>> Start Data for this exercise
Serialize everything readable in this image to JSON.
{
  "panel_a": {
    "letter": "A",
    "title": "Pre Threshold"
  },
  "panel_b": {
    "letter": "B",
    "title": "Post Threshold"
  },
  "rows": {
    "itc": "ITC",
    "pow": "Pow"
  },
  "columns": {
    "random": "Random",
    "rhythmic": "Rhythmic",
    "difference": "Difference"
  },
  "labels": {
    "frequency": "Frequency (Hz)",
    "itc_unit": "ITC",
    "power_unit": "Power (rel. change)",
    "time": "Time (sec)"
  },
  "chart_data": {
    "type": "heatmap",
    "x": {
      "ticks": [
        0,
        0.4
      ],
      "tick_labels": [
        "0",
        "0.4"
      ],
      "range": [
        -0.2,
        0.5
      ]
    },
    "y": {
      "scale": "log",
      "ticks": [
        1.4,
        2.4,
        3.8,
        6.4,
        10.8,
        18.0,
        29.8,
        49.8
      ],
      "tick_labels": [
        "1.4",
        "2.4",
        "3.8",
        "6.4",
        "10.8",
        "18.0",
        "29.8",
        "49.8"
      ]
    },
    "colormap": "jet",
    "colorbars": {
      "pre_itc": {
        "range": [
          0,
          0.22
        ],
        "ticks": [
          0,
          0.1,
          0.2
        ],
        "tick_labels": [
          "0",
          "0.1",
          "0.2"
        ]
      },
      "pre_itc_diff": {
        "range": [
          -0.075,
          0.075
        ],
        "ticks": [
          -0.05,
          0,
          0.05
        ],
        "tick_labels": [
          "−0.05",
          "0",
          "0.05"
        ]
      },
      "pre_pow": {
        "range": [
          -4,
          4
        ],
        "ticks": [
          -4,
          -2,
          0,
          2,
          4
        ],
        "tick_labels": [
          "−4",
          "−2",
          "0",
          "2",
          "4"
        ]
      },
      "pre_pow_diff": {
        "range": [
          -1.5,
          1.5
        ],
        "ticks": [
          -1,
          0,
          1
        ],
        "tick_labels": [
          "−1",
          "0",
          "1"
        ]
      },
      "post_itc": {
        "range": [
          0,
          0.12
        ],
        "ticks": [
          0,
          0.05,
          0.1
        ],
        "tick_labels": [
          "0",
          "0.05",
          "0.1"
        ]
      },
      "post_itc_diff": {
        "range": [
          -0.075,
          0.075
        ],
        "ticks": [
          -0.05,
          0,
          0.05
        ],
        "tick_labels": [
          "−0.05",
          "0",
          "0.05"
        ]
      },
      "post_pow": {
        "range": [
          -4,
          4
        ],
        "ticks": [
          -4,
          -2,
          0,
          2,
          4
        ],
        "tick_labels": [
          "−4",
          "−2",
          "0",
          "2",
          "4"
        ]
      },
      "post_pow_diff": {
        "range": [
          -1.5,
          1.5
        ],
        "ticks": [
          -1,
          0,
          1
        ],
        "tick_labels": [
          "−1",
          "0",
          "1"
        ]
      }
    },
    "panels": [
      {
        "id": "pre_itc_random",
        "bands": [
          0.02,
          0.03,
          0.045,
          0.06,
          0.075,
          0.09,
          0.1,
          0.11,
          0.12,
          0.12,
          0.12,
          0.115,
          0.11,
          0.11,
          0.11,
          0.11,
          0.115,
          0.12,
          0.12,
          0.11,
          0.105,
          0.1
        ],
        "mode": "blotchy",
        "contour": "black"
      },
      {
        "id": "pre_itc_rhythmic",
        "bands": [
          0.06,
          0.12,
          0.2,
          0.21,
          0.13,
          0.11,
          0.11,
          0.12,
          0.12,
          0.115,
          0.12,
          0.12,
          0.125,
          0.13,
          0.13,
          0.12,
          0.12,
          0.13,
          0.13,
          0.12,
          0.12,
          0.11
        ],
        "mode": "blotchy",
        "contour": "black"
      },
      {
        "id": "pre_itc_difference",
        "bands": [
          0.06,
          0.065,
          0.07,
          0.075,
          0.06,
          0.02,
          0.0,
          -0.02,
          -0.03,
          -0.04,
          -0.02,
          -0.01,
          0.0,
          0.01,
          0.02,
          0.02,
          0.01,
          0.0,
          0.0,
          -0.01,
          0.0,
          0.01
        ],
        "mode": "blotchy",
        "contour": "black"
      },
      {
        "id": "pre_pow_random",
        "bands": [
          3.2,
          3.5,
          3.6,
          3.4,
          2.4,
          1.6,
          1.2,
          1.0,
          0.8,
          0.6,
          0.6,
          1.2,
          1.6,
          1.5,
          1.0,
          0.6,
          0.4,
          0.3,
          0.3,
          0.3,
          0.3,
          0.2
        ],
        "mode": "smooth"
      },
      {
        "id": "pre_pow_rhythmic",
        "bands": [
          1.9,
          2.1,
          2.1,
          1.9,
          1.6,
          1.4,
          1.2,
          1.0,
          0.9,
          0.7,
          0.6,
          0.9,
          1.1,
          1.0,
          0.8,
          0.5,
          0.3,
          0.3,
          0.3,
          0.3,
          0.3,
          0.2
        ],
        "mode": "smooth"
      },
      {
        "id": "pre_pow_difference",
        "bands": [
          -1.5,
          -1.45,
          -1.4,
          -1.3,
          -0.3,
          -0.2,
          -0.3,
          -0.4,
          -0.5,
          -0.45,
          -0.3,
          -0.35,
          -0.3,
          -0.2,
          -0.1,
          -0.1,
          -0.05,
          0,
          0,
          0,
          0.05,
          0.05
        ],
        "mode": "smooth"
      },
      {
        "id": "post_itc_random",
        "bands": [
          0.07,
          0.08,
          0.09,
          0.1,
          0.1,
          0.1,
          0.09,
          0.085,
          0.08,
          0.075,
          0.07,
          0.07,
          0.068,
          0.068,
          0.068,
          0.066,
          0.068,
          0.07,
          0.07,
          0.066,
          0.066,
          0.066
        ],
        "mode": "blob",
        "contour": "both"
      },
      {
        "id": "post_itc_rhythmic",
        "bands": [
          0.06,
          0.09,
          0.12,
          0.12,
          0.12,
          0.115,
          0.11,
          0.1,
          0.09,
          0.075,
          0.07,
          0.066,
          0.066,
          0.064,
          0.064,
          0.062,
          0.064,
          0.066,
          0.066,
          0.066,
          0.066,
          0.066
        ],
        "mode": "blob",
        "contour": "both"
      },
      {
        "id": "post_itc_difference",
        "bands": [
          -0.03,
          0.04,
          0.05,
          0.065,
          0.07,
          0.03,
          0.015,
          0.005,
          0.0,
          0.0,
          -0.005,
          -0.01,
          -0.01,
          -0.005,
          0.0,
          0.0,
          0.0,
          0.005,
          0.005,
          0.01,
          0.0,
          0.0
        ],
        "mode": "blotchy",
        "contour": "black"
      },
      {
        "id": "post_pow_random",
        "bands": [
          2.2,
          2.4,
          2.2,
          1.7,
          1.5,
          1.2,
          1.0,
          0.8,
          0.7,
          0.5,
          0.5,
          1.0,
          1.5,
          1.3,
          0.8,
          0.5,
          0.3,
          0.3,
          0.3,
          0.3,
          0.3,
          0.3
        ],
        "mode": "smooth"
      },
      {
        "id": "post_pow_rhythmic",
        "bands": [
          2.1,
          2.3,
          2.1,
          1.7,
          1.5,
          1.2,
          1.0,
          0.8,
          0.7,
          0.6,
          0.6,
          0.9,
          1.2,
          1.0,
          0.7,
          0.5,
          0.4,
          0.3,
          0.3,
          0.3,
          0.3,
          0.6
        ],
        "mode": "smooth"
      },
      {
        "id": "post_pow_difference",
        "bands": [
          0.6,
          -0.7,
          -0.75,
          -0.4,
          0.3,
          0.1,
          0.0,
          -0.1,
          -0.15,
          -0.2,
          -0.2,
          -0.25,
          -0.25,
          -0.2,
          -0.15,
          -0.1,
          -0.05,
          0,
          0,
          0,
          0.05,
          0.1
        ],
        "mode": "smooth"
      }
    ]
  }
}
>> End Data for this exercise
Exactly as written, please output every entry.

### Answer to the exercise
Serialize everything readable in this image to JSON.
{
  "panel_a": {
    "letter": "A",
    "title": "Pre Threshold"
  },
  "panel_b": {
    "letter": "B",
    "title": "Post Threshold"
  },
  "rows": {
    "itc": "ITC",
    "pow": "Pow"
  },
  "columns": {
    "random": "Random",
    "rhythmic": "Rhythmic",
    "difference": "Difference"
  },
  "labels": {
    "frequency": "Frequency (Hz)",
    "itc_unit": "ITC",
    "power_unit": "Power (rel. change)",
    "time": "Time (sec)"
  },
  "chart_data": {
    "type": "heatmap",
    "x": {
      "ticks": [
        0,
        0.4
      ],
      "tick_labels": [
        "0",
        "0.4"
      ],
      "range": [
        -0.2,
        0.5
      ]
    },
    "y": {
      "scale": "log",
      "ticks": [
        1.4,
        2.4,
        3.8,
        6.4,
        10.8,
        18.0,
        29.8,
        49.8
      ],
      "tick_labels": [
        "1.4",
        "2.4",
        "3.8",
        "6.4",
        "10.8",
        "18.0",
        "29.8",
        "49.8"
      ]
    },
    "colormap": "jet",
    "colorbars": {
      "pre_itc": {
        "range": [
          0,
          0.22
        ],
        "ticks": [
          0,
          0.1,
          0.2
        ],
        "tick_labels": [
          "0",
          "0.1",
          "0.2"
        ]
      },
      "pre_itc_diff": {
        "range": [
          -0.075,
          0.075
        ],
        "ticks": [
          -0.05,
          0,
          0.05
        ],
        "tick_labels": [
          "−0.05",
          "0",
          "0.05"
        ]
      },
      "pre_pow": {
        "range": [
          -4,
          4
        ],
        "ticks": [
          -4,
          -2,
          0,
          2,
          4
        ],
        "tick_labels": [
          "−4",
          "−2",
          "0",
          "2",
          "4"
        ]
      },
      "pre_pow_diff": {
        "range": [
          -1.5,
          1.5
        ],
        "ticks": [
          -1,
          0,
          1
        ],
        "tick_labels": [
          "−1",
          "0",
          "1"
        ]
      },
      "post_itc": {
        "range": [
          0,
          0.12
        ],
        "ticks": [
          0,
          0.05,
          0.1
        ],
        "tick_labels": [
          "0",
          "0.05",
          "0.1"
        ]
      },
      "post_itc_diff": {
        "range": [
          -0.075,
          0.075
        ],
        "ticks": [
          -0.05,
          0,
          0.05
        ],
        "tick_labels": [
          "−0.05",
          "0",
          "0.05"
        ]
      },
      "post_pow": {
        "range": [
          -4,
          4
        ],
        "ticks": [
          -4,
          -2,
          0,
          2,
          4
        ],
        "tick_labels": [
          "−4",
          "−2",
          "0",
          "2",
          "4"
        ]
      },
      "post_pow_diff": {
        "range": [
          -1.5,
          1.5
        ],
        "ticks": [
          -1,
          0,
          1
        ],
        "tick_labels": [
          "−1",
          "0",
          "1"
        ]
      }
    },
    "panels": [
      {
        "id": "pre_itc_random",
        "bands": [
          0.02,
          0.03,
          0.045,
          0.06,
          0.075,
          0.09,
          0.1,
          0.11,
          0.12,
          0.12,
          0.12,
          0.115,
          0.11,
          0.11,
          0.11,
          0.11,
          0.115,
          0.12,
          0.12,
          0.11,
          0.105,
          0.1
        ],
        "mode": "blotchy",
        "contour": "black"
      },
      {
        "id": "pre_itc_rhythmic",
        "bands": [
          0.06,
          0.12,
          0.2,
          0.21,
          0.13,
          0.11,
          0.11,
          0.12,
          0.12,
          0.115,
          0.12,
          0.12,
          0.125,
          0.13,
          0.13,
          0.12,
          0.12,
          0.13,
          0.13,
          0.12,
          0.12,
          0.11
        ],
        "mode": "blotchy",
        "contour": "black"
      },
      {
        "id": "pre_itc_difference",
        "bands": [
          0.06,
          0.065,
          0.07,
          0.075,
          0.06,
          0.02,
          0.0,
          -0.02,
          -0.03,
          -0.04,
          -0.02,
          -0.01,
          0.0,
          0.01,
          0.02,
          0.02,
          0.01,
          0.0,
          0.0,
          -0.01,
          0.0,
          0.01
        ],
        "mode": "blotchy",
        "contour": "black"
      },
      {
        "id": "pre_pow_random",
        "bands": [
          3.2,
          3.5,
          3.6,
          3.4,
          2.4,
          1.6,
          1.2,
          1.0,
          0.8,
          0.6,
          0.6,
          1.2,
          1.6,
          1.5,
          1.0,
          0.6,
          0.4,
          0.3,
          0.3,
          0.3,
          0.3,
          0.2
        ],
        "mode": "smooth"
      },
      {
        "id": "pre_pow_rhythmic",
        "bands": [
          1.9,
          2.1,
          2.1,
          1.9,
          1.6,
          1.4,
          1.2,
          1.0,
          0.9,
          0.7,
          0.6,
          0.9,
          1.1,
          1.0,
          0.8,
          0.5,
          0.3,
          0.3,
          0.3,
          0.3,
          0.3,
          0.2
        ],
        "mode": "smooth"
      },
      {
        "id": "pre_pow_difference",
        "bands": [
          -1.5,
          -1.45,
          -1.4,
          -1.3,
          -0.3,
          -0.2,
          -0.3,
          -0.4,
          -0.5,
          -0.45,
          -0.3,
          -0.35,
          -0.3,
          -0.2,
          -0.1,
          -0.1,
          -0.05,
          0,
          0,
          0,
          0.05,
          0.05
        ],
        "mode": "smooth"
      },
      {
        "id": "post_itc_random",
        "bands": [
          0.07,
          0.08,
          0.09,
          0.1,
          0.1,
          0.1,
          0.09,
          0.085,
          0.08,
          0.075,
          0.07,
          0.07,
          0.068,
          0.068,
          0.068,
          0.066,
          0.068,
          0.07,
          0.07,
          0.066,
          0.066,
          0.066
        ],
        "mode": "blob",
        "contour": "both"
      },
      {
        "id": "post_itc_rhythmic",
        "bands": [
          0.06,
          0.09,
          0.12,
          0.12,
          0.12,
          0.115,
          0.11,
          0.1,
          0.09,
          0.075,
          0.07,
          0.066,
          0.066,
          0.064,
          0.064,
          0.062,
          0.064,
          0.066,
          0.066,
          0.066,
          0.066,
          0.066
        ],
        "mode": "blob",
        "contour": "both"
      },
      {
        "id": "post_itc_difference",
        "bands": [
          -0.03,
          0.04,
          0.05,
          0.065,
          0.07,
          0.03,
          0.015,
          0.005,
          0.0,
          0.0,
          -0.005,
          -0.01,
          -0.01,
          -0.005,
          0.0,
          0.0,
          0.0,
          0.005,
          0.005,
          0.01,
          0.0,
          0.0
        ],
        "mode": "blotchy",
        "contour": "black"
      },
      {
        "id": "post_pow_random",
        "bands": [
          2.2,
          2.4,
          2.2,
          1.7,
          1.5,
          1.2,
          1.0,
          0.8,
          0.7,
          0.5,
          0.5,
          1.0,
          1.5,
          1.3,
          0.8,
          0.5,
          0.3,
          0.3,
          0.3,
          0.3,
          0.3,
          0.3
        ],
        "mode": "smooth"
      },
      {
        "id": "post_pow_rhythmic",
        "bands": [
          2.1,
          2.3,
          2.1,
          1.7,
          1.5,
          1.2,
          1.0,
          0.8,
          0.7,
          0.6,
          0.6,
          0.9,
          1.2,
          1.0,
          0.7,
          0.5,
          0.4,
          0.3,
          0.3,
          0.3,
          0.3,
          0.6
        ],
        "mode": "smooth"
      },
      {
        "id": "post_pow_difference",
        "bands": [
          0.6,
          -0.7,
          -0.75,
          -0.4,
          0.3,
          0.1,
          0.0,
          -0.1,
          -0.15,
          -0.2,
          -0.2,
          -0.25,
          -0.25,
          -0.2,
          -0.15,
          -0.1,
          -0.05,
          0,
          0,
          0,
          0.05,
          0.1
        ],
        "mode": "smooth"
      }
    ]
  }
}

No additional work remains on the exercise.